Aim of the task
Transcribe every line of the listing below without any deviation.

[Excerpts from a figure dataset]

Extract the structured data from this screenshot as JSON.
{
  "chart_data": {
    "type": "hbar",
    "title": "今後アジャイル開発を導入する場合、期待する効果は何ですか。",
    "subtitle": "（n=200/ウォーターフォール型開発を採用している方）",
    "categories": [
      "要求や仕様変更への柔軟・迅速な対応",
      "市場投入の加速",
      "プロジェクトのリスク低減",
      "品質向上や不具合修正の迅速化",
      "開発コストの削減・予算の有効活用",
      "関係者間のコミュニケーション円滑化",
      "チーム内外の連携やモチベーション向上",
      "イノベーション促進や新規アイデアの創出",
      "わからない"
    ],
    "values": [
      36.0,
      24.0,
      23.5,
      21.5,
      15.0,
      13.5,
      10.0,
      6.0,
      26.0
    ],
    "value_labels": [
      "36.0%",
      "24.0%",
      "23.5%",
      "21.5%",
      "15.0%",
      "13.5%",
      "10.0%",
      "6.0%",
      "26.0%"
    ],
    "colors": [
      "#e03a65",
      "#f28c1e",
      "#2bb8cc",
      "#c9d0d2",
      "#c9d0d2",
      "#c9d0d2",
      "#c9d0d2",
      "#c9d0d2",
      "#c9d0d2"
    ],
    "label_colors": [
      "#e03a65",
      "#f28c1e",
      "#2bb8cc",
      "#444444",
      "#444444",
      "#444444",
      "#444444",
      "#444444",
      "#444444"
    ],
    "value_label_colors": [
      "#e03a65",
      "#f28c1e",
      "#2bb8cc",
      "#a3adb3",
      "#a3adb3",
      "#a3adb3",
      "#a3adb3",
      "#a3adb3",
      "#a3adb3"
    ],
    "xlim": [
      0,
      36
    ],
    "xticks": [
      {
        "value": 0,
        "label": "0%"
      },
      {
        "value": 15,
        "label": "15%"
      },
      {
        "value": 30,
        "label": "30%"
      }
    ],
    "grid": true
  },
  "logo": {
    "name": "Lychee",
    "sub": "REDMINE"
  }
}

Exercise output
Extract the structured data from this screenshot as JSON.
{
  "chart_data": {
    "type": "hbar",
    "title": "今後アジャイル開発を導入する場合、期待する効果は何ですか。",
    "subtitle": "（n=200/ウォーターフォール型開発を採用している方）",
    "categories": [
      "要求や仕様変更への柔軟・迅速な対応",
      "市場投入の加速",
      "プロジェクトのリスク低減",
      "品質向上や不具合修正の迅速化",
      "開発コストの削減・予算の有効活用",
      "関係者間のコミュニケーション円滑化",
      "チーム内外の連携やモチベーション向上",
      "イノベーション促進や新規アイデアの創出",
      "わからない"
    ],
    "values": [
      36.0,
      24.0,
      23.5,
      21.5,
      15.0,
      13.5,
      10.0,
      6.0,
      26.0
    ],
    "value_labels": [
      "36.0%",
      "24.0%",
      "23.5%",
      "21.5%",
      "15.0%",
      "13.5%",
      "10.0%",
      "6.0%",
      "26.0%"
    ],
    "colors": [
      "#e03a65",
      "#f28c1e",
      "#2bb8cc",
      "#c9d0d2",
      "#c9d0d2",
      "#c9d0d2",
      "#c9d0d2",
      "#c9d0d2",
      "#c9d0d2"
    ],
    "label_colors": [
      "#e03a65",
      "#f28c1e",
      "#2bb8cc",
      "#444444",
      "#444444",
      "#444444",
      "#444444",
      "#444444",
      "#444444"
    ],
    "value_label_colors": [
      "#e03a65",
      "#f28c1e",
      "#2bb8cc",
      "#a3adb3",
      "#a3adb3",
      "#a3adb3",
      "#a3adb3",
      "#a3adb3",
      "#a3adb3"
    ],
    "xlim": [
      0,
      36
    ],
    "xticks": [
      {
        "value": 0,
        "label": "0%"
      },
      {
        "value": 15,
        "label": "15%"
      },
      {
        "value": 30,
        "label": "30%"
      }
    ],
    "grid": true
  },
  "logo": {
    "name": "Lychee",
    "sub": "REDMINE"
  }
}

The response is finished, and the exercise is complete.